* **REQUIRED WORK**:
Each line of the material must be returned exactly.

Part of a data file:
□ □ □ □ □
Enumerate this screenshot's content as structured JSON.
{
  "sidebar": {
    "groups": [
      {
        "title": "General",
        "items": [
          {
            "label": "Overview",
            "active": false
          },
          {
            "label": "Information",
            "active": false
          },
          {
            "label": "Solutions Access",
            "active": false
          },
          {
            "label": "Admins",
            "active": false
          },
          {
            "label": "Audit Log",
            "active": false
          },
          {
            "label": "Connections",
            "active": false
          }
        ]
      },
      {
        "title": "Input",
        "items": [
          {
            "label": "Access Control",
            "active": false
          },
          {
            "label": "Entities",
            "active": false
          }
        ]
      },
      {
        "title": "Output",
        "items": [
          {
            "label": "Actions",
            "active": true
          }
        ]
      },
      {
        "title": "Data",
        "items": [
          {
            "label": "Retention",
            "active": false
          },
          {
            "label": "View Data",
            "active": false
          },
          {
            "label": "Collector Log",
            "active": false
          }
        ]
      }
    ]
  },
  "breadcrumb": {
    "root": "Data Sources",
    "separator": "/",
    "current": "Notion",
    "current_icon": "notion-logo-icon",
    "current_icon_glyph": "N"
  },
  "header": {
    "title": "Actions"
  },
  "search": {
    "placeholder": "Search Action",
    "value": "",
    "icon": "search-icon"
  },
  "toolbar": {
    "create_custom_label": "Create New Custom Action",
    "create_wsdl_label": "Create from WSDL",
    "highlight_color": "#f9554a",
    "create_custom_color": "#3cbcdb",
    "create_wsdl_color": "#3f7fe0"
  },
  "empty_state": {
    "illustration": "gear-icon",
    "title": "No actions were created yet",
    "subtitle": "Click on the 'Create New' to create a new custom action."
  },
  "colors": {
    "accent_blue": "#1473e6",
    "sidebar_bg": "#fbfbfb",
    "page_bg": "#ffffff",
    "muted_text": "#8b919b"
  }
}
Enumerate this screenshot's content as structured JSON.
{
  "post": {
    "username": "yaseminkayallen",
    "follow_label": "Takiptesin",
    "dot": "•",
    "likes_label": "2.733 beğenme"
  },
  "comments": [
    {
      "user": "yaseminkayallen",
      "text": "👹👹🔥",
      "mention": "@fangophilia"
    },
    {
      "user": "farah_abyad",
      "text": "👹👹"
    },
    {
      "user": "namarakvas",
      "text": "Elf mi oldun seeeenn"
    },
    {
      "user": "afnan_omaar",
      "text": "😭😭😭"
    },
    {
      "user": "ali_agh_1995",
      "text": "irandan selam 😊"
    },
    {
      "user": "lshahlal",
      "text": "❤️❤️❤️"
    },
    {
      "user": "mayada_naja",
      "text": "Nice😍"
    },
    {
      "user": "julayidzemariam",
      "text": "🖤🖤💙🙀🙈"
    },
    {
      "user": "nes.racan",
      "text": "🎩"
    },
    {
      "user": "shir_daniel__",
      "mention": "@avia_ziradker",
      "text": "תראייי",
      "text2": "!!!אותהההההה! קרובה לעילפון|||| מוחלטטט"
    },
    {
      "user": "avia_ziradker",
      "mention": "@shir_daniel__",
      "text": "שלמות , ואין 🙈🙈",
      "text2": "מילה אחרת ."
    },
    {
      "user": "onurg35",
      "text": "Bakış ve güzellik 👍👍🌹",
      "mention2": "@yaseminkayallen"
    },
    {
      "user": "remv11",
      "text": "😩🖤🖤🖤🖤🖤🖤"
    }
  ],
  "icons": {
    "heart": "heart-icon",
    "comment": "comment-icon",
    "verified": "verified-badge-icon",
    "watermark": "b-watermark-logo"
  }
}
□ □ □ □ □
* **FULL OUTPUT**:
Enumerate this screenshot's content as structured JSON.
{
  "sidebar": {
    "groups": [
      {
        "title": "General",
        "items": [
          {
            "label": "Overview",
            "active": false
          },
          {
            "label": "Information",
            "active": false
          },
          {
            "label": "Solutions Access",
            "active": false
          },
          {
            "label": "Admins",
            "active": false
          },
          {
            "label": "Audit Log",
            "active": false
          },
          {
            "label": "Connections",
            "active": false
          }
        ]
      },
      {
        "title": "Input",
        "items": [
          {
            "label": "Access Control",
            "active": false
          },
          {
            "label": "Entities",
            "active": false
          }
        ]
      },
      {
        "title": "Output",
        "items": [
          {
            "label": "Actions",
            "active": true
          }
        ]
      },
      {
        "title": "Data",
        "items": [
          {
            "label": "Retention",
            "active": false
          },
          {
            "label": "View Data",
            "active": false
          },
          {
            "label": "Collector Log",
            "active": false
          }
        ]
      }
    ]
  },
  "breadcrumb": {
    "root": "Data Sources",
    "separator": "/",
    "current": "Notion",
    "current_icon": "notion-logo-icon",
    "current_icon_glyph": "N"
  },
  "header": {
    "title": "Actions"
  },
  "search": {
    "placeholder": "Search Action",
    "value": "",
    "icon": "search-icon"
  },
  "toolbar": {
    "create_custom_label": "Create New Custom Action",
    "create_wsdl_label": "Create from WSDL",
    "highlight_color": "#f9554a",
    "create_custom_color": "#3cbcdb",
    "create_wsdl_color": "#3f7fe0"
  },
  "empty_state": {
    "illustration": "gear-icon",
    "title": "No actions were created yet",
    "subtitle": "Click on the 'Create New' to create a new custom action."
  },
  "colors": {
    "accent_blue": "#1473e6",
    "sidebar_bg": "#fbfbfb",
    "page_bg": "#ffffff",
    "muted_text": "#8b919b"
  }
}
Enumerate this screenshot's content as structured JSON.
{
  "post": {
    "username": "yaseminkayallen",
    "follow_label": "Takiptesin",
    "dot": "•",
    "likes_label": "2.733 beğenme"
  },
  "comments": [
    {
      "user": "yaseminkayallen",
      "text": "👹👹🔥",
      "mention": "@fangophilia"
    },
    {
      "user": "farah_abyad",
      "text": "👹👹"
    },
    {
      "user": "namarakvas",
      "text": "Elf mi oldun seeeenn"
    },
    {
      "user": "afnan_omaar",
      "text": "😭😭😭"
    },
    {
      "user": "ali_agh_1995",
      "text": "irandan selam 😊"
    },
    {
      "user": "lshahlal",
      "text": "❤️❤️❤️"
    },
    {
      "user": "mayada_naja",
      "text": "Nice😍"
    },
    {
      "user": "julayidzemariam",
      "text": "🖤🖤💙🙀🙈"
    },
    {
      "user": "nes.racan",
      "text": "🎩"
    },
    {
      "user": "shir_daniel__",
      "mention": "@avia_ziradker",
      "text": "תראייי",
      "text2": "!!!אותהההההה! קרובה לעילפון|||| מוחלטטט"
    },
    {
      "user": "avia_ziradker",
      "mention": "@shir_daniel__",
      "text": "שלמות , ואין 🙈🙈",
      "text2": "מילה אחרת ."
    },
    {
      "user": "onurg35",
      "text": "Bakış ve güzellik 👍👍🌹",
      "mention2": "@yaseminkayallen"
    },
    {
      "user": "remv11",
      "text": "😩🖤🖤🖤🖤🖤🖤"
    }
  ],
  "icons": {
    "heart": "heart-icon",
    "comment": "comment-icon",
    "verified": "verified-badge-icon",
    "watermark": "b-watermark-logo"
  }
}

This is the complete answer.